Directions
Copy every line that holds "Excellent".
((
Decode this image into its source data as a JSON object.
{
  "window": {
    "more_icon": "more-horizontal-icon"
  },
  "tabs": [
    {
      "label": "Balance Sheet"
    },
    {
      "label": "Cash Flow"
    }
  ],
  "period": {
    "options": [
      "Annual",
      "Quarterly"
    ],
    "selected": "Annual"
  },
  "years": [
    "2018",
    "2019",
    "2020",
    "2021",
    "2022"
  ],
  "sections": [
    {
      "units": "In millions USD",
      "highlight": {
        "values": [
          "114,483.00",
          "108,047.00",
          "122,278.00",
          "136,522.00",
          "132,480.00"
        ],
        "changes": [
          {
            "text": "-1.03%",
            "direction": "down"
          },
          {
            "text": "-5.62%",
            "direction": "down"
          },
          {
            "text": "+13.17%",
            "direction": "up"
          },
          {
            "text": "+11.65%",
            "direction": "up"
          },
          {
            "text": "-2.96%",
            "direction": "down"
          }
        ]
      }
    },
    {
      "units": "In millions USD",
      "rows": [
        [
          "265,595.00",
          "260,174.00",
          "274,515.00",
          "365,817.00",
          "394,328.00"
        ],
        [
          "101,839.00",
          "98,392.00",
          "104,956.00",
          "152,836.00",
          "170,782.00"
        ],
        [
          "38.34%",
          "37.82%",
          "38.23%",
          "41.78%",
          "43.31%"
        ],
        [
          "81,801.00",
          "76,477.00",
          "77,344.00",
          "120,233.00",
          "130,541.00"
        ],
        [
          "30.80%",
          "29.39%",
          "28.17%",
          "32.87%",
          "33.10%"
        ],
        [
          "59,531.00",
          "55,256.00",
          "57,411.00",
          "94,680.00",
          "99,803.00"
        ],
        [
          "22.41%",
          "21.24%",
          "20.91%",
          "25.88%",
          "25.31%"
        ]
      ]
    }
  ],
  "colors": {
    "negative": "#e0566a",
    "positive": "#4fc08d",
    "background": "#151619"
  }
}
))
((
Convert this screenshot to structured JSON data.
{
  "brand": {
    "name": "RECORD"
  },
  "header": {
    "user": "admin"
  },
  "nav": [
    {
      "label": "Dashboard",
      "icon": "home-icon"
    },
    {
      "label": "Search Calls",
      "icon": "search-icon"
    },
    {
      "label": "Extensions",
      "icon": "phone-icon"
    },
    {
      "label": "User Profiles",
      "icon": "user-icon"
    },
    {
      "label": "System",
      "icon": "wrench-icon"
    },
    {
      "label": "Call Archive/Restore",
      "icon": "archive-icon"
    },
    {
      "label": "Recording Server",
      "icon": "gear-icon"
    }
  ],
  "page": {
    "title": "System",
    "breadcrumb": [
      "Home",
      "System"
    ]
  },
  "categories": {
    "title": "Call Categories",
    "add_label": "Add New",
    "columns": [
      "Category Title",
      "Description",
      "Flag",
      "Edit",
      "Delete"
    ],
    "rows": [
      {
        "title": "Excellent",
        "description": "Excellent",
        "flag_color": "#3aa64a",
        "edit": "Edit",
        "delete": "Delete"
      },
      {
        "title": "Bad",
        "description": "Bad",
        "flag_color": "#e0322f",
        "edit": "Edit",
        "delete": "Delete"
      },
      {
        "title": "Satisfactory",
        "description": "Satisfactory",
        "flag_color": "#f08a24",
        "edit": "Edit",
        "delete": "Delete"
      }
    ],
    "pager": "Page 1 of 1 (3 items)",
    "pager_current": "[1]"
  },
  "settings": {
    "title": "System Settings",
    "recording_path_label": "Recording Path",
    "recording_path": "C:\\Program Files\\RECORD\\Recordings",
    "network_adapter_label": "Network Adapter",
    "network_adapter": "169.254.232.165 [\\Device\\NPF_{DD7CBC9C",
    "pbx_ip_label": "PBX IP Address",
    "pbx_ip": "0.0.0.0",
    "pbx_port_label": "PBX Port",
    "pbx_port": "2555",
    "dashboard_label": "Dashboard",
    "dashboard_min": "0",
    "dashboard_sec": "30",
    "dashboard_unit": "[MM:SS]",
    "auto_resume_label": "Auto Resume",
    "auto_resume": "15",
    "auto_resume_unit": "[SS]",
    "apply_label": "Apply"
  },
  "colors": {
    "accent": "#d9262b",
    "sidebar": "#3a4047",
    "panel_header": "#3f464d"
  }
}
))
((
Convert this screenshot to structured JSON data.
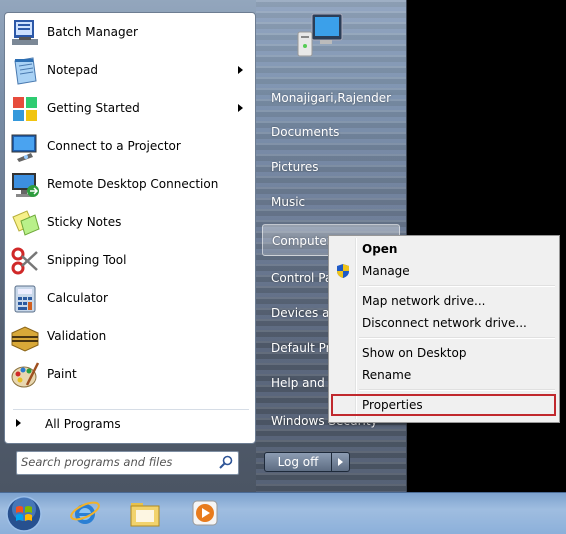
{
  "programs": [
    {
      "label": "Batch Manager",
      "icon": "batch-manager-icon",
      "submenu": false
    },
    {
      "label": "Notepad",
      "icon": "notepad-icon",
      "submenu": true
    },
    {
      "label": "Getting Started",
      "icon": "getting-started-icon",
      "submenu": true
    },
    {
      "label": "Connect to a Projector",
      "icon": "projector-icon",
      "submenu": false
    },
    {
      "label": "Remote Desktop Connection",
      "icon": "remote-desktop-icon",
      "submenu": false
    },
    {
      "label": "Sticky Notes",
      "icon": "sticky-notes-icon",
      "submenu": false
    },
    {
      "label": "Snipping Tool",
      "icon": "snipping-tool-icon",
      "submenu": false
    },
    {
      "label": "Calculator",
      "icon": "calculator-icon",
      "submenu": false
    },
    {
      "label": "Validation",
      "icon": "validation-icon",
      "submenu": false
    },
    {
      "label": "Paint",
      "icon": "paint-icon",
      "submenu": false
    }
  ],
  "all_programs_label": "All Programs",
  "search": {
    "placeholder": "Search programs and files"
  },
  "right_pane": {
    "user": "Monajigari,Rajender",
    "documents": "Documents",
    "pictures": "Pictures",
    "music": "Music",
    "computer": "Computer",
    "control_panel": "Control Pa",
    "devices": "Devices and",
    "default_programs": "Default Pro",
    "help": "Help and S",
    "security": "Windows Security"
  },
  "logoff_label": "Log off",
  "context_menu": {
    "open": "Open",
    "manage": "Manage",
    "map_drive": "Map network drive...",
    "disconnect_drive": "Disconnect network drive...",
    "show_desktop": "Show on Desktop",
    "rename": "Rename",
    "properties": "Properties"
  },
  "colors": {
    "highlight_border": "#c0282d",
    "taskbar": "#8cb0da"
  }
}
))
Result
        "title": "Excellent",
        "description": "Excellent",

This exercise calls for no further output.